What you need to do: Write the next part of the passage on the NAI prototype for automated legal reasoning, picking up after its final sentence.

Quoted passage:
**********

A prototype for automated reasoning over legal documents, called NAI, is presented. It uses formalized representations of legal documents that are created using a graphical editor that is also provided as part of NAI. The prototype supports several automated reasoning procedures over the given formalizations, including the execution of user queries. The application of NAI is studied using a fragment of the Scottish Smoking Prohibition (Children in Motor Vehicles) Act 2016.

Inhaltsverzeichnis

  • 1. Introduction
  • 2. The NAI Suite
  • 2.1. The Annotation Editor
  • 2.2. The Reasoning Technology
  • 2.3. Cloud-Based External Services
  • 3. Case Study: Scottish Smoking Regulation
  • 3.1. Formalizing the Article
  • 3.2. Resolving Legal Questions using the Query Editor
  • 4. Summary and Discussion
  • 5. Literature

1.

Introduction ^

[1]

Computer-assisted legal reasoning technologies are becoming increasingly relevant in practice. New court cases and legislations are accumulated every day and navigating through the vast amount of complex information is far from trivial. In contrast to this situation, the employment of automated legal reasoning tools is still underrepresented in practice [de Bruin et al. 2003] albeit being a relevant and active field of research since the 1980s [Stamper 1980, Sergot et al. 1986, Biagioli et al. 1987]. In recent years automatic procedures, e.g. for courtroom management1, legal language processing/management [Boella et al. 2016], and normative compliance tools2 have been introduced. At the same time, approaches for automatic reasoning over sets of norms have been developed, such as in the courtroom [Guillaume et al. 2019], for business compliance [Hashmi/Governatori 2018] and General Data Protection Regulation (GDPR) compliance [Palmirani/Governatori 2018].

**********

(Spatial layout entries)
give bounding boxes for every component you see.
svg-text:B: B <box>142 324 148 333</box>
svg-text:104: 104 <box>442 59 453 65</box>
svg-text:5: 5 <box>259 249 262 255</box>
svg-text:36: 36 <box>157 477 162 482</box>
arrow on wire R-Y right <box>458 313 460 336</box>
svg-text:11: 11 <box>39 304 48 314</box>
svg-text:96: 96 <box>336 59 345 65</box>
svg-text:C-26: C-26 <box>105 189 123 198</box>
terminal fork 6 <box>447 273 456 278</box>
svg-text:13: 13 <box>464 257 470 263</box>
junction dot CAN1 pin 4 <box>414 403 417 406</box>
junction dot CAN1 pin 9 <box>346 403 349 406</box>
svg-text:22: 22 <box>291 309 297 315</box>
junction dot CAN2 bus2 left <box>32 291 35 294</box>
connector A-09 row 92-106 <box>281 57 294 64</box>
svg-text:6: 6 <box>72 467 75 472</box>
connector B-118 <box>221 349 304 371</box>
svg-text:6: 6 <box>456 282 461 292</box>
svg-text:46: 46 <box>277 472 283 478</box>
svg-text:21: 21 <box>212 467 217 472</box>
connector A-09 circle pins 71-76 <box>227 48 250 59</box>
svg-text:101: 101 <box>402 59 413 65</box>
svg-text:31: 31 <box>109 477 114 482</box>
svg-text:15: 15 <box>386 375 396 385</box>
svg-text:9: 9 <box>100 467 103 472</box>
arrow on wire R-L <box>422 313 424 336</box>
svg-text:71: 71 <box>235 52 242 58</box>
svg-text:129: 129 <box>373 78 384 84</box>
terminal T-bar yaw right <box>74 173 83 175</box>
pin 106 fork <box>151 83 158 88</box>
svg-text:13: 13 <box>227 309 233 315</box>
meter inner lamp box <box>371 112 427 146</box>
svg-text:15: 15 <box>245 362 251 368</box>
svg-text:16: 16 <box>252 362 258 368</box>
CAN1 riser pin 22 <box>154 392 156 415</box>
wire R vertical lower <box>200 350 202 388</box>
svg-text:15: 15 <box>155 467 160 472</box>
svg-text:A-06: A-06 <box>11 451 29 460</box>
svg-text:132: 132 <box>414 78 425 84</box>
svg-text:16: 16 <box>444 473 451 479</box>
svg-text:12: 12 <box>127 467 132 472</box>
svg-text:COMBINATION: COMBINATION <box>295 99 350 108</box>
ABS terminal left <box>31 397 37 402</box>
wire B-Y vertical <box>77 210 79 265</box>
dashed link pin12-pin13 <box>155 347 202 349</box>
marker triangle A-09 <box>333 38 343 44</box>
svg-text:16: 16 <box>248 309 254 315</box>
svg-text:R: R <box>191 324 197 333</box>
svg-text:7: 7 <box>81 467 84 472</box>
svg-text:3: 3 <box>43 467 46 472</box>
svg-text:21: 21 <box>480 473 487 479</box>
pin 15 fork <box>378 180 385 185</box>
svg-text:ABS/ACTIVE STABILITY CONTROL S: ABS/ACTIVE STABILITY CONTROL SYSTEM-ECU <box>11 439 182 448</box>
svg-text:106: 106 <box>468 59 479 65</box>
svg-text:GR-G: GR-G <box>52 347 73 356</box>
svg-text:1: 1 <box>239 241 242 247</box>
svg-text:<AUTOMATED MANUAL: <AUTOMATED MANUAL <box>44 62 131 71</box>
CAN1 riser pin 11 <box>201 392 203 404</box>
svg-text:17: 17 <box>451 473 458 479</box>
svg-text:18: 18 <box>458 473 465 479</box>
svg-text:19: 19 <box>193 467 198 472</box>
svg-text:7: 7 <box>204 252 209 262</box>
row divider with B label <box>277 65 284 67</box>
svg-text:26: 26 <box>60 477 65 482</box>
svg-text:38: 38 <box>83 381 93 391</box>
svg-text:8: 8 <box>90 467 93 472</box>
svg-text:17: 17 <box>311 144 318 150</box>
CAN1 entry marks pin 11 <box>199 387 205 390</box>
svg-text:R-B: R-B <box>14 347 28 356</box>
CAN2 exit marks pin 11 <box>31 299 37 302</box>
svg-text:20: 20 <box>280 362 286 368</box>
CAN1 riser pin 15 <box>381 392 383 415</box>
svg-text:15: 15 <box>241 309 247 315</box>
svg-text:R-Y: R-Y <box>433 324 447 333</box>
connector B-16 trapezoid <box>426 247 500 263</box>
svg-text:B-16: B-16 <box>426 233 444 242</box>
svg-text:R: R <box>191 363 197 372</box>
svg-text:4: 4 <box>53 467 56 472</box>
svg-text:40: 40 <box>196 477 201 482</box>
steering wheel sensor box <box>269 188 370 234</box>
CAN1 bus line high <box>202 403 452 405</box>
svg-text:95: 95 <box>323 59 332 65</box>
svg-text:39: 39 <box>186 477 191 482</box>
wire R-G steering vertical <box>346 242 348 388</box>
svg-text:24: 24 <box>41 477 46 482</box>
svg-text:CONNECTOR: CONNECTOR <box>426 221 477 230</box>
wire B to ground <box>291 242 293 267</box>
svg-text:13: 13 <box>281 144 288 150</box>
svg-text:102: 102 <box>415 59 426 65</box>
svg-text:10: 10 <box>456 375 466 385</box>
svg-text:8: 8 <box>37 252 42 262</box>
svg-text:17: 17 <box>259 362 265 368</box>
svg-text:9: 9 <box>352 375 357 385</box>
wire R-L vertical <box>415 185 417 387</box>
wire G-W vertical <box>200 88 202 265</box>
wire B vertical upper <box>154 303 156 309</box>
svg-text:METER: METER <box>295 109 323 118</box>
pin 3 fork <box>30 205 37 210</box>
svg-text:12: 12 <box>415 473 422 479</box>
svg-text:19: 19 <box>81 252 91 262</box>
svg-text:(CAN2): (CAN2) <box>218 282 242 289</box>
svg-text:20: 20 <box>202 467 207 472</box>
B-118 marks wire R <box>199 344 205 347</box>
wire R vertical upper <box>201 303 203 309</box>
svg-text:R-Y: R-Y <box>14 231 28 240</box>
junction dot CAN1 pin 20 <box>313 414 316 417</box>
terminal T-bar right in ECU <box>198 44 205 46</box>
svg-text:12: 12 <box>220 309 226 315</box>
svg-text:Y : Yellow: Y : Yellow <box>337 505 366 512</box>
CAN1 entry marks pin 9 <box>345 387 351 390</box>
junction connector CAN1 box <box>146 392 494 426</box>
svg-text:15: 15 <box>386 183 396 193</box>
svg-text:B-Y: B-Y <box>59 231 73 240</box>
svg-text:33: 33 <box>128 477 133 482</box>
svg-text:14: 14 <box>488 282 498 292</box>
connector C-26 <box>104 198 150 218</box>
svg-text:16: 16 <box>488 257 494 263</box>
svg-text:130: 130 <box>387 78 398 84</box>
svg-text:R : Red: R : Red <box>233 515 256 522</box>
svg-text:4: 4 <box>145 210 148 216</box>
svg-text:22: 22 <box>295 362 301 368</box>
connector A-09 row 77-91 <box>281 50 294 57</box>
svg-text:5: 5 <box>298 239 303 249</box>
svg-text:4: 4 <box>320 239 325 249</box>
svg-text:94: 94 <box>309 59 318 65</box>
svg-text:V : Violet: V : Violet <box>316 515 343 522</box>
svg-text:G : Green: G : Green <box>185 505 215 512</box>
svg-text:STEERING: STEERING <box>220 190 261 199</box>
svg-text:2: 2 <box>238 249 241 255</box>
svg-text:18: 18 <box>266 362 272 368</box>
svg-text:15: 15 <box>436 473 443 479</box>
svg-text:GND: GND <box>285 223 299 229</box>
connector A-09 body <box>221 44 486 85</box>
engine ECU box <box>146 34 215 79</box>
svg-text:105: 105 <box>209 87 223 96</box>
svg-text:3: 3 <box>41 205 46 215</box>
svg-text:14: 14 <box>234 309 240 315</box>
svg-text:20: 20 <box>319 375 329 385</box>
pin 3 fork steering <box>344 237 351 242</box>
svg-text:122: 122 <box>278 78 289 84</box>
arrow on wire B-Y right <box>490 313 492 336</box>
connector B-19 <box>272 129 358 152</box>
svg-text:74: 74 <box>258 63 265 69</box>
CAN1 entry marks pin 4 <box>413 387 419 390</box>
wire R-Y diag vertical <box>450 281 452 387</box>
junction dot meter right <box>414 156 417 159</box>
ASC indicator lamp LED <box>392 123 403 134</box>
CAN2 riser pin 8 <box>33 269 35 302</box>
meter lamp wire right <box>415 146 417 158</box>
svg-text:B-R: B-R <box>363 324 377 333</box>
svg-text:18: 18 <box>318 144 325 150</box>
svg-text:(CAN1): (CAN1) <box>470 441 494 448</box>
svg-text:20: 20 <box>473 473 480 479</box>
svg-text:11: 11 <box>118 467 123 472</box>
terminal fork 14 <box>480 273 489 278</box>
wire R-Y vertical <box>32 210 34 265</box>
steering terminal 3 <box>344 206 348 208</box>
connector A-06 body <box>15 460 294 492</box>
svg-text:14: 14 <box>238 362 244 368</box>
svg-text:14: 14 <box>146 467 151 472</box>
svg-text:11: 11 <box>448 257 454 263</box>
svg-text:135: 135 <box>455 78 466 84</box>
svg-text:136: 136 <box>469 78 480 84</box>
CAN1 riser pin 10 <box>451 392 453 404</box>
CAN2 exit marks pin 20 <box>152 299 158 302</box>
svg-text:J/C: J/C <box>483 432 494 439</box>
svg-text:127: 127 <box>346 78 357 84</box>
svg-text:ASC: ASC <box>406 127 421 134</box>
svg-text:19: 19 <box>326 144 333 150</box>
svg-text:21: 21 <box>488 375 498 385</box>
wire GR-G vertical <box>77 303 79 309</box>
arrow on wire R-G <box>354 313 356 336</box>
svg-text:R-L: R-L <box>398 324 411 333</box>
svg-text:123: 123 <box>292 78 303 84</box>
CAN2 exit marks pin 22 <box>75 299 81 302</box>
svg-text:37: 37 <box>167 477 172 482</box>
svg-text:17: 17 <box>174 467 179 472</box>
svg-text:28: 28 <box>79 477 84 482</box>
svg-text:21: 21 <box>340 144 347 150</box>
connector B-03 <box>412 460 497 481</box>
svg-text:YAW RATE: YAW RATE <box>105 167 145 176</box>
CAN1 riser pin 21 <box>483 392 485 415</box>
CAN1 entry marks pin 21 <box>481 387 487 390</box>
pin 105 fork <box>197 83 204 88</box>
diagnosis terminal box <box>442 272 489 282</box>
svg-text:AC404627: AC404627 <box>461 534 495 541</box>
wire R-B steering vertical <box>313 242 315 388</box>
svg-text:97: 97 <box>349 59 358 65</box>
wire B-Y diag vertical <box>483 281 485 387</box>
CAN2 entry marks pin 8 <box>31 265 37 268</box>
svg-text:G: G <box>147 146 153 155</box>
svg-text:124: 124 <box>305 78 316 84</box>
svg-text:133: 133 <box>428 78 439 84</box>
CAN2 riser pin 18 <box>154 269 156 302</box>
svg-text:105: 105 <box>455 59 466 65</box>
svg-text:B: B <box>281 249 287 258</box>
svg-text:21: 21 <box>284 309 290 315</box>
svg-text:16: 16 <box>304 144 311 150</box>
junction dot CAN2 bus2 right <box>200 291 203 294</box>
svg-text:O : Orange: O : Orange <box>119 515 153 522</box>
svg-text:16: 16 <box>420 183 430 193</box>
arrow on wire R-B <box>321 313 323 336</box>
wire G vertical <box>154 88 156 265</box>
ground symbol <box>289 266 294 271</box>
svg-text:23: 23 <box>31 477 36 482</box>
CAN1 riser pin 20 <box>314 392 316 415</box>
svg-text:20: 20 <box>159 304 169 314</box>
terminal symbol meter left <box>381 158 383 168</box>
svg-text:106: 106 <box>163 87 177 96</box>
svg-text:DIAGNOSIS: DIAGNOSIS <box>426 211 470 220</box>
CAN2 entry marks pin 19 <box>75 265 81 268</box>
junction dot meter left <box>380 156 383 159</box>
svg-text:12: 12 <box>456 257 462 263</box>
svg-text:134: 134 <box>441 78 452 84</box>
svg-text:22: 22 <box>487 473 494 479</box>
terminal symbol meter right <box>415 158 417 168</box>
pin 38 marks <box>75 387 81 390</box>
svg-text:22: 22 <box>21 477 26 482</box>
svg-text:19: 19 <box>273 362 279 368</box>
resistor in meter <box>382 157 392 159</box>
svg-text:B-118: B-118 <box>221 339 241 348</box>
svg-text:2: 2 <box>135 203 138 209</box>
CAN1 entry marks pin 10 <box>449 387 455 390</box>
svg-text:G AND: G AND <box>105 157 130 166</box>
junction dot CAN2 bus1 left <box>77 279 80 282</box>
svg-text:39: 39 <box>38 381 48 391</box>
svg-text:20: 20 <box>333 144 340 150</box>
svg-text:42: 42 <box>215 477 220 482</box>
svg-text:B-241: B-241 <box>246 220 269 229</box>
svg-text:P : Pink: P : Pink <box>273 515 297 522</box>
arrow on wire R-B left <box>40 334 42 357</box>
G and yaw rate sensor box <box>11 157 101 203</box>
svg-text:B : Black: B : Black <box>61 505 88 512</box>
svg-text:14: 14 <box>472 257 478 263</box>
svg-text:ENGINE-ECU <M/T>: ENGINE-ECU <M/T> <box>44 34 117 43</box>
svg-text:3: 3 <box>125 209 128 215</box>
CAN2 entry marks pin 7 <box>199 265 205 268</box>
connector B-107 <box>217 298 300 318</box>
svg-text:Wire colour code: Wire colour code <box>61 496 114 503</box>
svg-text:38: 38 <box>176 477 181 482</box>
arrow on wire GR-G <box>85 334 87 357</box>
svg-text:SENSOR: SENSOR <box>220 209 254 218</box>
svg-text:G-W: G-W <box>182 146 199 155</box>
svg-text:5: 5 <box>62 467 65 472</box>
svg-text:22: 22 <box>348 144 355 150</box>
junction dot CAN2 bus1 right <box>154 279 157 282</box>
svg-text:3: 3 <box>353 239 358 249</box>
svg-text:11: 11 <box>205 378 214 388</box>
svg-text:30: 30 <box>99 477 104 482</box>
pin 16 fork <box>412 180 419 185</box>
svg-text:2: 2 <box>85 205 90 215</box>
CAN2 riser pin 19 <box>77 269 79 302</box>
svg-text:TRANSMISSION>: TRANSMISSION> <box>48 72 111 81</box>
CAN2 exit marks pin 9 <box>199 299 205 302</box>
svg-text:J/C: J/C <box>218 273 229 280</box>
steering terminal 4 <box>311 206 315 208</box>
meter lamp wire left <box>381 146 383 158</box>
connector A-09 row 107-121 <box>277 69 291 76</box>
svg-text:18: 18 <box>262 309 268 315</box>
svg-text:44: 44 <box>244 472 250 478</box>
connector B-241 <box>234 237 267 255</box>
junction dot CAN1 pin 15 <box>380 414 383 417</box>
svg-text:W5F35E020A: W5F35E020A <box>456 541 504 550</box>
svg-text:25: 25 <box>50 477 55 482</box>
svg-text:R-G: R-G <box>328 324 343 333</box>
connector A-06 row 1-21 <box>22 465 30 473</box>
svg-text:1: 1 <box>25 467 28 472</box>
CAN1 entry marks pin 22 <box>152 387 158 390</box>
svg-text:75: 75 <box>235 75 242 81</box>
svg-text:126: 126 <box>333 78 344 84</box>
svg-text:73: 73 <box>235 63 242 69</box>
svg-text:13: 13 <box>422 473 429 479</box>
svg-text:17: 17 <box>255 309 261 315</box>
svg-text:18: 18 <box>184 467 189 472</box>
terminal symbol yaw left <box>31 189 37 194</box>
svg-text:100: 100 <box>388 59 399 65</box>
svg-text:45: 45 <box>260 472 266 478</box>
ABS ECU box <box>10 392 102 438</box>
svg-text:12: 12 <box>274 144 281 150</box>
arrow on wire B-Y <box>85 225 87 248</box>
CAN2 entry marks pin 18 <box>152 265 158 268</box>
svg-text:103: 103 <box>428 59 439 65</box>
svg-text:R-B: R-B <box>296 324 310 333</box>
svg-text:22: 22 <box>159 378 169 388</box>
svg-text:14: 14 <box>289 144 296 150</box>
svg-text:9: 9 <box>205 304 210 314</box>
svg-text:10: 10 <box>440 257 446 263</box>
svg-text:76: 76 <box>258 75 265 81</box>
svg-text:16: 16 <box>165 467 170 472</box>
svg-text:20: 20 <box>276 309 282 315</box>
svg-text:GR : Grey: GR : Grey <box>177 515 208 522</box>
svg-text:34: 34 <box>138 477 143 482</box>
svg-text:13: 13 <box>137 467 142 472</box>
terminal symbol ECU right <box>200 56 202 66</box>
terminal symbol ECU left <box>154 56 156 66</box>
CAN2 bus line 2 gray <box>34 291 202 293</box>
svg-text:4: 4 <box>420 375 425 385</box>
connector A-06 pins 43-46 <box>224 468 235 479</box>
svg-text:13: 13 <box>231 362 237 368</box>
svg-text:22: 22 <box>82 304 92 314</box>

**********

Exercise response:
[2]

One of the reasons for the relatively restricted number of practical applications of automated reasoning in the legal domain might be the lack of systems that are both usable, also by non-logicians, and simple to integrate in existing processes. Also, creating formal representations of legal documents is usually quite laborious, and there currently seems to be no platform for exchanging (or trading with) already formalized works. Furthermore, asserting correctness of logical representations of the legal documents is challenging. Among existing results, one can find a methodology for building legal ontologies [Mockus/Palmirani 2017] and more concretely to our approach, one for validating formal representations of legal texts [Bartolini et al. 2018]. Finally, legal reasoning systems have to deal with many difficult aspects, such as exceptions, counterfactuals and cross-references [Routen 1989] and further logical challenges. There exist some engines that deal with (some of) these aspects [Governatori/Shek 2013, Libal/Pascucci 2019], and recent work on higher-order automation suggests that there might be a holistic base logic for many of these aspects rooted in type theory [Benzmüller 2019].

 

 

Figure 1: Software-as-a-service architecture of the NAI platform. The front-end software is designed as a browser application; the back-end side runs on remote servers. Data flow is indicated by arrows.

[3]

In this paper, we describe the prototypical normative reasoning framework NAI (for Normative AI), which tries to address these problems. NAI features an annotation-based editor which abstracts over the underlying logical language. It also contains an easily accessible functionality for quality assurance and a transparent analysis of the created formalized document. NAI also supports an approach for assessing the correctness of formalizations via execution of behavioural tests using so-called queries. Lastly, it provides an interface for the creation of such queries and for checking their validity. NAI is a web application and is readily available at https://nai.uni.lu. NAI is also open-source, its source code is freely available at GitHub 3 under GPL-3.0 license.

2.

The NAI Suite ^

[4]

The NAI suite integrates state-of-the-art reasoning technology into a usable graphical user interface (GUI) for the computer-assisted formalization of legal texts and the application of automated normative reasoning procedures on these artefacts. In particular, NAI includes

  • a legislation editor that graphically supports the transformation of legal documents into computer-assessable formal knowledge bases,
  • assistance technology for quality assurance, e.g., using automated checks for different logical properties,
  • off-the-shelf availability of reasoning systems that evaluate user-specified queries with respect to a given knowledge base, and
  • a knowledge transfer platform for sharing and reusing already existing knowledge basis.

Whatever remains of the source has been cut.